**Job**.
Filter the entries, keeping every line with the word "week".
** START OF Task input **
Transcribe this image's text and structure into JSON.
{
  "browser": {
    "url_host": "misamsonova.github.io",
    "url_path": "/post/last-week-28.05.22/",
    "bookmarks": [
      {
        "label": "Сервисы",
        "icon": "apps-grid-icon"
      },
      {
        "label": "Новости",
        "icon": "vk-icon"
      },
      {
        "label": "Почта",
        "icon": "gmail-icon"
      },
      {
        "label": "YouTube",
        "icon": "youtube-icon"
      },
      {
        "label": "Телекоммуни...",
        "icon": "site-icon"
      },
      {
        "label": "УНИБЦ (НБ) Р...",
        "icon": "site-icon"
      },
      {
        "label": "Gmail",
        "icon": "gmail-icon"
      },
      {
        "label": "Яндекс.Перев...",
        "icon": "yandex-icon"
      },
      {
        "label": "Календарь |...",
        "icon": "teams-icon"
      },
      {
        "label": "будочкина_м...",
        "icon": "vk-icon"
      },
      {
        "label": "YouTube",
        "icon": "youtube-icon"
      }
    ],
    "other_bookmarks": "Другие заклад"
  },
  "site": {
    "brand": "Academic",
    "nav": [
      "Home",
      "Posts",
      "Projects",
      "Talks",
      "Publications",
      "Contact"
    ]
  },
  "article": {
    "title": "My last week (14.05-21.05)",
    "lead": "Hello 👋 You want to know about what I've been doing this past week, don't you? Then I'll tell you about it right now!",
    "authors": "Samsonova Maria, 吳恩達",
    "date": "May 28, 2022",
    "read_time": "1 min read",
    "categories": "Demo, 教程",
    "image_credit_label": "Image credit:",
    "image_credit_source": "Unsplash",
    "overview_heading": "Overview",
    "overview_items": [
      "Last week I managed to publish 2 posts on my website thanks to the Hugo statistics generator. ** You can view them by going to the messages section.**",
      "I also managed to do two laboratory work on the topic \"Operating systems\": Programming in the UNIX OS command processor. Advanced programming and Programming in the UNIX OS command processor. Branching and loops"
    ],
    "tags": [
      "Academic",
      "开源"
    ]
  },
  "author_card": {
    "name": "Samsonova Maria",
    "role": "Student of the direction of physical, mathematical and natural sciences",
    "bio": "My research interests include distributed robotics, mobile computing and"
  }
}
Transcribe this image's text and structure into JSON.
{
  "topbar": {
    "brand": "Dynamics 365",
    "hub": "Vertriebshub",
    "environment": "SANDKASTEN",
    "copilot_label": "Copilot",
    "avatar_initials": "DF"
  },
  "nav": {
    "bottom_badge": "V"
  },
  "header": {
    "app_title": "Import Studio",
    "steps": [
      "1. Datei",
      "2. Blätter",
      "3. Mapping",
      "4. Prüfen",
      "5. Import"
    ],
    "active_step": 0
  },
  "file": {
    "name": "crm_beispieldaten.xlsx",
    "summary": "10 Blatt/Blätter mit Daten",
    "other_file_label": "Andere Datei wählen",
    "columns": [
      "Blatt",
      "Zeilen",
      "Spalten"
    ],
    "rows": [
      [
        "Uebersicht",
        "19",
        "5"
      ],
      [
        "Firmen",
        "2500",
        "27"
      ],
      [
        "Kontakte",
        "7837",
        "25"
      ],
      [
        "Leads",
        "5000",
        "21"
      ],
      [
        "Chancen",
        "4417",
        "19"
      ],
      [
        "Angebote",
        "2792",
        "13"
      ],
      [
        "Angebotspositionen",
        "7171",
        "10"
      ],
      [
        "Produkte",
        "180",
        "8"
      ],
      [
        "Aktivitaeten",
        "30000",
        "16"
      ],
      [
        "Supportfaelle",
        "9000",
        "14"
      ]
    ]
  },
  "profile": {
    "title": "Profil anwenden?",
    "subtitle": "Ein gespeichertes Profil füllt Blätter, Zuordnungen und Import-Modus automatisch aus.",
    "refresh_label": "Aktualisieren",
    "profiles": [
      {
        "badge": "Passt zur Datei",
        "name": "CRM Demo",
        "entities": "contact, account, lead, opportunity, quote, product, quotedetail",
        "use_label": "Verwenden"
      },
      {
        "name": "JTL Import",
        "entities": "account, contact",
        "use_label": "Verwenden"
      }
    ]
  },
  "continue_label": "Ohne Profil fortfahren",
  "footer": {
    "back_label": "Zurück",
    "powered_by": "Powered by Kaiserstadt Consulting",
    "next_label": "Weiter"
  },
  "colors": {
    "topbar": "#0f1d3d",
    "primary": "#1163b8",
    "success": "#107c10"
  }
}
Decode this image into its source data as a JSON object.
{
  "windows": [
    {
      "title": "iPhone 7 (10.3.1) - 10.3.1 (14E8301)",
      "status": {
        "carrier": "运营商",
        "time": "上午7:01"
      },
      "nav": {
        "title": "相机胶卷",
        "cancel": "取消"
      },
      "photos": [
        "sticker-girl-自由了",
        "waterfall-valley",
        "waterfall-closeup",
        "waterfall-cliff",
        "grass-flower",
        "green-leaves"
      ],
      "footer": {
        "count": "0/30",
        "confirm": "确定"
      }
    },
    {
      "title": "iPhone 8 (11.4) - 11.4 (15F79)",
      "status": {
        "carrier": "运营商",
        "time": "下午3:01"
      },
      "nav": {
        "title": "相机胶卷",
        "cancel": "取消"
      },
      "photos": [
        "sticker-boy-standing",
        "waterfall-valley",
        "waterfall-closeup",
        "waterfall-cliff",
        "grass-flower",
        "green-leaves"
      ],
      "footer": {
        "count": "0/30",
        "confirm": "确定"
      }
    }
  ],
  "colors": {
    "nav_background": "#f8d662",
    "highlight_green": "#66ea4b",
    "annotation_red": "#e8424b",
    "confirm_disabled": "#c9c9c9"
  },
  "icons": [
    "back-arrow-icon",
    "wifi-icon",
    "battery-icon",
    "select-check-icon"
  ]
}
** END OF Task input **
**Response for this exercise**.
    "url_path": "/post/last-week-28.05.22/",
    "title": "My last week (14.05-21.05)",
    "lead": "Hello 👋 You want to know about what I've been doing this past week, don't you? Then I'll tell you about it right now!",
      "Last week I managed to publish 2 posts on my website thanks to the Hugo statistics generator. ** You can view them by going to the messages section.**",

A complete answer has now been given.